** START DATA PROVIDED **

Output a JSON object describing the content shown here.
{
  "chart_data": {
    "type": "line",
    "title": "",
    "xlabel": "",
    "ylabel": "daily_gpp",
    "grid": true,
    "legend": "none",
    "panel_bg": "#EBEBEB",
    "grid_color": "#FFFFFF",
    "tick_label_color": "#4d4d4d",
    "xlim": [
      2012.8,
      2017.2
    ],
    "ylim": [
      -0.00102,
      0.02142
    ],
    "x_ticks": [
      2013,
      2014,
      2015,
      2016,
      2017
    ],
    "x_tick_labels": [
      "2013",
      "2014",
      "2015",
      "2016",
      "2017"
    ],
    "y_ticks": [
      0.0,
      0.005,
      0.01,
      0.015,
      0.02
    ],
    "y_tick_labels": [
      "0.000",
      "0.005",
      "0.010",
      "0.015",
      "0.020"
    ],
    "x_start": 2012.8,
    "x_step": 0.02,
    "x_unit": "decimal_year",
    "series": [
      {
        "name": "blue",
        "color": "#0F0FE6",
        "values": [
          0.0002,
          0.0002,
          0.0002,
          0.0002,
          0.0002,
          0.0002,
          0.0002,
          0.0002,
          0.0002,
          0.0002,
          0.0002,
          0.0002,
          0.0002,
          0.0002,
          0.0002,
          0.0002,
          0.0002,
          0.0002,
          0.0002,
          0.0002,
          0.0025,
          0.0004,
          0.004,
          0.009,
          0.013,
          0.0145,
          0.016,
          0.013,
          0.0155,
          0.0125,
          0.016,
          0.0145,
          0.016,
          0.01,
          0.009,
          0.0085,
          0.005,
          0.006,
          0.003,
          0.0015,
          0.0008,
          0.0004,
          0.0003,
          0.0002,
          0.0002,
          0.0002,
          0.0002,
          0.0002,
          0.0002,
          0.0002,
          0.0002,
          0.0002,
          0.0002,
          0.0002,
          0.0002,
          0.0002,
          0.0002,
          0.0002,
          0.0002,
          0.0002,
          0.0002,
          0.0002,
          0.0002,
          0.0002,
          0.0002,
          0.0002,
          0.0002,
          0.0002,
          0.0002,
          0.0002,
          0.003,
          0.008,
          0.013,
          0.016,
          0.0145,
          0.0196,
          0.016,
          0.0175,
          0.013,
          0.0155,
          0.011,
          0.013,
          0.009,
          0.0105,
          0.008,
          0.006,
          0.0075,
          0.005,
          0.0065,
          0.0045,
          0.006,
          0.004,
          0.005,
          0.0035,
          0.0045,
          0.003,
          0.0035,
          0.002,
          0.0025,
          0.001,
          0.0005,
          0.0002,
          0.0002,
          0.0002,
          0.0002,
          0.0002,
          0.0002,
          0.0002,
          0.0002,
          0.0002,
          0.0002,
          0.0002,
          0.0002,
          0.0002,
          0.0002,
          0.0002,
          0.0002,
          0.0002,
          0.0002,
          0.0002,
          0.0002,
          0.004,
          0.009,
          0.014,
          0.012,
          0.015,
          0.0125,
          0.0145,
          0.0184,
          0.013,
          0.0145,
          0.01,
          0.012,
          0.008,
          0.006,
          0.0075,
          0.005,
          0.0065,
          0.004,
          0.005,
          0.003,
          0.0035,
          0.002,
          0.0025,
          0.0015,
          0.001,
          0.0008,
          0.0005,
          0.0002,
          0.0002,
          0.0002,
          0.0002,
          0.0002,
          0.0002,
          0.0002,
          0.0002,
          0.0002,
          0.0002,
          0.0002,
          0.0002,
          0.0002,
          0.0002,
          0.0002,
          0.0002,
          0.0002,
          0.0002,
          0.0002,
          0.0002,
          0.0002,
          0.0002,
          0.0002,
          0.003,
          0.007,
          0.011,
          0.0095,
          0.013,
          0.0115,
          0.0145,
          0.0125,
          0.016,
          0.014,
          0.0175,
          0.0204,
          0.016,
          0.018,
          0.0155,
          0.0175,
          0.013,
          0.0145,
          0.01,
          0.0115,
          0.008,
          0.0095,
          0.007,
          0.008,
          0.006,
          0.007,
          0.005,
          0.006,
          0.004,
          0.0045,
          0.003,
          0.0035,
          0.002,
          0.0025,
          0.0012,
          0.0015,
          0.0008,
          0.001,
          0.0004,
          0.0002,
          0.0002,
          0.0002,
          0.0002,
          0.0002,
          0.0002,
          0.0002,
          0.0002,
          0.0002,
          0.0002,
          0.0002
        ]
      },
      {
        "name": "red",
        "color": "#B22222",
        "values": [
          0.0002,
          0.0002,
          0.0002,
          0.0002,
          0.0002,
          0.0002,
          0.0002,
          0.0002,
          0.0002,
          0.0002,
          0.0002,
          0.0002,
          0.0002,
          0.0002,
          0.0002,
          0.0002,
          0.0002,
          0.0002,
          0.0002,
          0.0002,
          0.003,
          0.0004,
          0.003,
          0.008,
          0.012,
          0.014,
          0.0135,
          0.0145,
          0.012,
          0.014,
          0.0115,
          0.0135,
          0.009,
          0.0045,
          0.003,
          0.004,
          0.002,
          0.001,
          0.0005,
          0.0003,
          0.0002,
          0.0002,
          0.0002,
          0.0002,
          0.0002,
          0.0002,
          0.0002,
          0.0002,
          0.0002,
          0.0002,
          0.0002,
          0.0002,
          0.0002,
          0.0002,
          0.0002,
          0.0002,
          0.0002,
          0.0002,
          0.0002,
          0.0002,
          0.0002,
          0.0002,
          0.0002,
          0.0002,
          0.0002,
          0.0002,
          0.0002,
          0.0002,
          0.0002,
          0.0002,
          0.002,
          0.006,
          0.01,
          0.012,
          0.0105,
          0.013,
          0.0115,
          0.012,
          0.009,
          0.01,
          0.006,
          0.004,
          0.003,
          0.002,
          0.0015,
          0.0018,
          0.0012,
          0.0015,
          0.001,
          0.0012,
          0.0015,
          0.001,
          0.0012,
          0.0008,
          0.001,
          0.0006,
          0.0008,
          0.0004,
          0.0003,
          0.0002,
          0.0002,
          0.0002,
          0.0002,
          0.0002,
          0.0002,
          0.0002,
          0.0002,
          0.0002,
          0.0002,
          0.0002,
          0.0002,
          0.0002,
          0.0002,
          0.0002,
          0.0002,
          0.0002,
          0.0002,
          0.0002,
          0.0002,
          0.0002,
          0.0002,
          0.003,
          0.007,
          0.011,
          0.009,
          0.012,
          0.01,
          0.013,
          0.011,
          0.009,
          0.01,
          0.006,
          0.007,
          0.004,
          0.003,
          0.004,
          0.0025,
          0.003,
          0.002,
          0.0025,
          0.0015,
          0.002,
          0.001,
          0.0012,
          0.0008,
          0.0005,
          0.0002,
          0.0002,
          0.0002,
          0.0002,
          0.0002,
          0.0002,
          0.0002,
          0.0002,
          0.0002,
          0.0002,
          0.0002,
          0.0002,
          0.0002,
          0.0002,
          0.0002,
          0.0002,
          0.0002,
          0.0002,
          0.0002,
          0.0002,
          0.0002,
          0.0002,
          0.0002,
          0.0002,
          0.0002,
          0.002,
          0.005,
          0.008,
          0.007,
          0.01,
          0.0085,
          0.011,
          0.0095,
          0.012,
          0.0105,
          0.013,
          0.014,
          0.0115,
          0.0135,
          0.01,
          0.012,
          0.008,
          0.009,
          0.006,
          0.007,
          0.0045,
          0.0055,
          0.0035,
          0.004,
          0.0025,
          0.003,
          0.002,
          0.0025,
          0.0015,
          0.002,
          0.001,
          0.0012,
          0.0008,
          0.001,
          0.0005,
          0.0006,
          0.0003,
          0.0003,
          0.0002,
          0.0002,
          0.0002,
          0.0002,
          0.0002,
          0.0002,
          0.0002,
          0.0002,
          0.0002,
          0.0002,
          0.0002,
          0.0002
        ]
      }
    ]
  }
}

** END DATA PROVIDED **

SHORT PROBLEM: Return all of the data precisely as it appears.

RESPONSE TO THE TASK:
Output a JSON object describing the content shown here.
{
  "chart_data": {
    "type": "line",
    "title": "",
    "xlabel": "",
    "ylabel": "daily_gpp",
    "grid": true,
    "legend": "none",
    "panel_bg": "#EBEBEB",
    "grid_color": "#FFFFFF",
    "tick_label_color": "#4d4d4d",
    "xlim": [
      2012.8,
      2017.2
    ],
    "ylim": [
      -0.00102,
      0.02142
    ],
    "x_ticks": [
      2013,
      2014,
      2015,
      2016,
      2017
    ],
    "x_tick_labels": [
      "2013",
      "2014",
      "2015",
      "2016",
      "2017"
    ],
    "y_ticks": [
      0.0,
      0.005,
      0.01,
      0.015,
      0.02
    ],
    "y_tick_labels": [
      "0.000",
      "0.005",
      "0.010",
      "0.015",
      "0.020"
    ],
    "x_start": 2012.8,
    "x_step": 0.02,
    "x_unit": "decimal_year",
    "series": [
      {
        "name": "blue",
        "color": "#0F0FE6",
        "values": [
          0.0002,
          0.0002,
          0.0002,
          0.0002,
          0.0002,
          0.0002,
          0.0002,
          0.0002,
          0.0002,
          0.0002,
          0.0002,
          0.0002,
          0.0002,
          0.0002,
          0.0002,
          0.0002,
          0.0002,
          0.0002,
          0.0002,
          0.0002,
          0.0025,
          0.0004,
          0.004,
          0.009,
          0.013,
          0.0145,
          0.016,
          0.013,
          0.0155,
          0.0125,
          0.016,
          0.0145,
          0.016,
          0.01,
          0.009,
          0.0085,
          0.005,
          0.006,
          0.003,
          0.0015,
          0.0008,
          0.0004,
          0.0003,
          0.0002,
          0.0002,
          0.0002,
          0.0002,
          0.0002,
          0.0002,
          0.0002,
          0.0002,
          0.0002,
          0.0002,
          0.0002,
          0.0002,
          0.0002,
          0.0002,
          0.0002,
          0.0002,
          0.0002,
          0.0002,
          0.0002,
          0.0002,
          0.0002,
          0.0002,
          0.0002,
          0.0002,
          0.0002,
          0.0002,
          0.0002,
          0.003,
          0.008,
          0.013,
          0.016,
          0.0145,
          0.0196,
          0.016,
          0.0175,
          0.013,
          0.0155,
          0.011,
          0.013,
          0.009,
          0.0105,
          0.008,
          0.006,
          0.0075,
          0.005,
          0.0065,
          0.0045,
          0.006,
          0.004,
          0.005,
          0.0035,
          0.0045,
          0.003,
          0.0035,
          0.002,
          0.0025,
          0.001,
          0.0005,
          0.0002,
          0.0002,
          0.0002,
          0.0002,
          0.0002,
          0.0002,
          0.0002,
          0.0002,
          0.0002,
          0.0002,
          0.0002,
          0.0002,
          0.0002,
          0.0002,
          0.0002,
          0.0002,
          0.0002,
          0.0002,
          0.0002,
          0.0002,
          0.004,
          0.009,
          0.014,
          0.012,
          0.015,
          0.0125,
          0.0145,
          0.0184,
          0.013,
          0.0145,
          0.01,
          0.012,
          0.008,
          0.006,
          0.0075,
          0.005,
          0.0065,
          0.004,
          0.005,
          0.003,
          0.0035,
          0.002,
          0.0025,
          0.0015,
          0.001,
          0.0008,
          0.0005,
          0.0002,
          0.0002,
          0.0002,
          0.0002,
          0.0002,
          0.0002,
          0.0002,
          0.0002,
          0.0002,
          0.0002,
          0.0002,
          0.0002,
          0.0002,
          0.0002,
          0.0002,
          0.0002,
          0.0002,
          0.0002,
          0.0002,
          0.0002,
          0.0002,
          0.0002,
          0.0002,
          0.003,
          0.007,
          0.011,
          0.0095,
          0.013,
          0.0115,
          0.0145,
          0.0125,
          0.016,
          0.014,
          0.0175,
          0.0204,
          0.016,
          0.018,
          0.0155,
          0.0175,
          0.013,
          0.0145,
          0.01,
          0.0115,
          0.008,
          0.0095,
          0.007,
          0.008,
          0.006,
          0.007,
          0.005,
          0.006,
          0.004,
          0.0045,
          0.003,
          0.0035,
          0.002,
          0.0025,
          0.0012,
          0.0015,
          0.0008,
          0.001,
          0.0004,
          0.0002,
          0.0002,
          0.0002,
          0.0002,
          0.0002,
          0.0002,
          0.0002,
          0.0002,
          0.0002,
          0.0002,
          0.0002
        ]
      },
      {
        "name": "red",
        "color": "#B22222",
        "values": [
          0.0002,
          0.0002,
          0.0002,
          0.0002,
          0.0002,
          0.0002,
          0.0002,
          0.0002,
          0.0002,
          0.0002,
          0.0002,
          0.0002,
          0.0002,
          0.0002,
          0.0002,
          0.0002,
          0.0002,
          0.0002,
          0.0002,
          0.0002,
          0.003,
          0.0004,
          0.003,
          0.008,
          0.012,
          0.014,
          0.0135,
          0.0145,
          0.012,
          0.014,
          0.0115,
          0.0135,
          0.009,
          0.0045,
          0.003,
          0.004,
          0.002,
          0.001,
          0.0005,
          0.0003,
          0.0002,
          0.0002,
          0.0002,
          0.0002,
          0.0002,
          0.0002,
          0.0002,
          0.0002,
          0.0002,
          0.0002,
          0.0002,
          0.0002,
          0.0002,
          0.0002,
          0.0002,
          0.0002,
          0.0002,
          0.0002,
          0.0002,
          0.0002,
          0.0002,
          0.0002,
          0.0002,
          0.0002,
          0.0002,
          0.0002,
          0.0002,
          0.0002,
          0.0002,
          0.0002,
          0.002,
          0.006,
          0.01,
          0.012,
          0.0105,
          0.013,
          0.0115,
          0.012,
          0.009,
          0.01,
          0.006,
          0.004,
          0.003,
          0.002,
          0.0015,
          0.0018,
          0.0012,
          0.0015,
          0.001,
          0.0012,
          0.0015,
          0.001,
          0.0012,
          0.0008,
          0.001,
          0.0006,
          0.0008,
          0.0004,
          0.0003,
          0.0002,
          0.0002,
          0.0002,
          0.0002,
          0.0002,
          0.0002,
          0.0002,
          0.0002,
          0.0002,
          0.0002,
          0.0002,
          0.0002,
          0.0002,
          0.0002,
          0.0002,
          0.0002,
          0.0002,
          0.0002,
          0.0002,
          0.0002,
          0.0002,
          0.0002,
          0.003,
          0.007,
          0.011,
          0.009,
          0.012,
          0.01,
          0.013,
          0.011,
          0.009,
          0.01,
          0.006,
          0.007,
          0.004,
          0.003,
          0.004,
          0.0025,
          0.003,
          0.002,
          0.0025,
          0.0015,
          0.002,
          0.001,
          0.0012,
          0.0008,
          0.0005,
          0.0002,
          0.0002,
          0.0002,
          0.0002,
          0.0002,
          0.0002,
          0.0002,
          0.0002,
          0.0002,
          0.0002,
          0.0002,
          0.0002,
          0.0002,
          0.0002,
          0.0002,
          0.0002,
          0.0002,
          0.0002,
          0.0002,
          0.0002,
          0.0002,
          0.0002,
          0.0002,
          0.0002,
          0.0002,
          0.002,
          0.005,
          0.008,
          0.007,
          0.01,
          0.0085,
          0.011,
          0.0095,
          0.012,
          0.0105,
          0.013,
          0.014,
          0.0115,
          0.0135,
          0.01,
          0.012,
          0.008,
          0.009,
          0.006,
          0.007,
          0.0045,
          0.0055,
          0.0035,
          0.004,
          0.0025,
          0.003,
          0.002,
          0.0025,
          0.0015,
          0.002,
          0.001,
          0.0012,
          0.0008,
          0.001,
          0.0005,
          0.0006,
          0.0003,
          0.0003,
          0.0002,
          0.0002,
          0.0002,
          0.0002,
          0.0002,
          0.0002,
          0.0002,
          0.0002,
          0.0002,
          0.0002,
          0.0002,
          0.0002
        ]
      }
    ]
  }
}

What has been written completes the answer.